• **Extract provided**
--- BEGIN ---
The 3-part film series is now available to universities on video

cassette. We have just sent out a mailing about it. Call 800-343-5540

if you didn't get it. Now, comments.





Thanks to all of you who have said such kind things. Thanks to all the

participants (about 50 linguists and "others"), and thanks especially to

the hundreds of you whom we interviewed but couldn't get into the

programs. Because three one-hour shows is too short, many wonderful

people had to be left out and fascinating topics had to be dropped for

time. Understandably, a few people wrote that "you didn't say enough

about our side." They're right and, of course, there are many sides.

So choices had to be made. George Miller got us started with four

outstanding consultants (Terry Langendoen, Ivan Sag, Judy Kegl, and Dan

Slobin). But the final selection of participants was made by us and by

fate. Geo is in no way guilty of our failings.



Dan Slobin reacted to all this with kind understanding, and Lise Menn

picked up on a supremely important part of the problem: funding the

series. There is an interesting linkage here, between funding problems

and the choices we made about subject matter.



The linkage factor is the massive lack of awareness about language on

the part of the general public on the one hand, and the potential

funders on the same hand. Did you know that not a single foundation

(not one among the thousands) has "language" or "linguistics" on its

approved list of fundable subjects? This is a non topic to them. (And

no private corporation showed the slightest knowledge or interest.)

Why is language so little understood? Why is THE HUMAN LANGUAGE SERIES

the only resource like this available to teachers in psychology,

linguistics, and all the language arts? And, given the problem, how did

we ever get the project off the ground in the first place?
--- END ---
• **Information supplied**
--- BEGIN ---
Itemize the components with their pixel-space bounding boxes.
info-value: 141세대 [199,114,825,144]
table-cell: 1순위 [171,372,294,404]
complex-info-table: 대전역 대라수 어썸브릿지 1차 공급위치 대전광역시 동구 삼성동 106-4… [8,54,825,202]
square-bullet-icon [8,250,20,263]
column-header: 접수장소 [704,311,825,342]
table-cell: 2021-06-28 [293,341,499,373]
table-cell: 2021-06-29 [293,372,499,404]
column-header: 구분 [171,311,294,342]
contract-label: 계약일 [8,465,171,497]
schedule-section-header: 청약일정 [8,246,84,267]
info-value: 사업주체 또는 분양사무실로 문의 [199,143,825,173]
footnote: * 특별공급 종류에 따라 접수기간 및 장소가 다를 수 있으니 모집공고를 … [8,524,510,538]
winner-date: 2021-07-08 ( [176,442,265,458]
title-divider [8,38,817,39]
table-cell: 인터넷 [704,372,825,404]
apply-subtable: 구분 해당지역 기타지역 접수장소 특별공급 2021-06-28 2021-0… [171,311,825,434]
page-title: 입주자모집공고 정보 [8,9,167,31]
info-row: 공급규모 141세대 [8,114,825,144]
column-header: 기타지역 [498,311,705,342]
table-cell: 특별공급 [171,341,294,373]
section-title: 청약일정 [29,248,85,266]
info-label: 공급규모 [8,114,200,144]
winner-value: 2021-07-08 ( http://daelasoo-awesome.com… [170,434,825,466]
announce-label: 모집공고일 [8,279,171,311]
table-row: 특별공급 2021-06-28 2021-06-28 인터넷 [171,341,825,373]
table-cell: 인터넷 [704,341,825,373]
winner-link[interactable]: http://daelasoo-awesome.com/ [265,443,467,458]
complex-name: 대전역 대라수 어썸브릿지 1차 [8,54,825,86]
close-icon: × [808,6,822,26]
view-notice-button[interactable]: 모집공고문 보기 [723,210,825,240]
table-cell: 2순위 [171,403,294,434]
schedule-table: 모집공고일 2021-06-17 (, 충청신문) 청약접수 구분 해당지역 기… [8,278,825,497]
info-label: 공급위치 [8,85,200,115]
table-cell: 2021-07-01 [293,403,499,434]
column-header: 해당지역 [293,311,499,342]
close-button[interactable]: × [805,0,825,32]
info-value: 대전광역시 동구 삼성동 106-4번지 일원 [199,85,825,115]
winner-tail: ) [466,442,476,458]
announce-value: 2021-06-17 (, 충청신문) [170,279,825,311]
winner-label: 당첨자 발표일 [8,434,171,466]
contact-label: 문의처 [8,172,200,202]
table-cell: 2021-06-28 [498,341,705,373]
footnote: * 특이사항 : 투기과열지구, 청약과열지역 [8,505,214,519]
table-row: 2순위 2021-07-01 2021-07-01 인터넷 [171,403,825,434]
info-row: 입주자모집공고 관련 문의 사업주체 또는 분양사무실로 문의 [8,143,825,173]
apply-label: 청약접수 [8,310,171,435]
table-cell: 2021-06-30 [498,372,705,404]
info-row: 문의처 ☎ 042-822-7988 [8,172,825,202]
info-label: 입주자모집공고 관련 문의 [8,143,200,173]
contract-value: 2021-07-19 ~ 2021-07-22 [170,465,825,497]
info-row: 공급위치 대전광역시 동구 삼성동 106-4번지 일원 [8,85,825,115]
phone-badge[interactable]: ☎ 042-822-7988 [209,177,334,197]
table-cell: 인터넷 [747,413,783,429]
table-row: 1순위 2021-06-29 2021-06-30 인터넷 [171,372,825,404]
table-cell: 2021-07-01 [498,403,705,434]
--- END ---
• **Required task 1**
Reproduce the stretch of the passage about the language film series from "people had to" through "are many sides.".
• **Required task 2**
According to the passage about the language film series, how many consultants did George Miller start things off with, and who were they?
• **Required task 3**
Does the passage about the language film series agree with each statement? (a) The series is made up of three one-hour shows. (b) George Miller made the final selection of participants. (c) Some foundations list linguistics among their fundable subjects.
Rely only on the passage about the language film series, not the items.

• **Expected output 1**
people had to be left out and fascinating topics had to be dropped for

time. Understandably, a few people wrote that "you didn't say enough

about our side." They're right and, of course, there are many sides.

• **Expected output 2**
Four: Terry Langendoen, Ivan Sag, Judy Kegl, and Dan Slobin.

• **Expected output 3**
(a) Yes: "Because three one-hour shows is too short"
(b) No: "But the final selection of participants was made by us and by fate."
(c) No: "not a single foundation (not one among the thousands) has "language" or "linguistics" on its approved list of fundable subjects"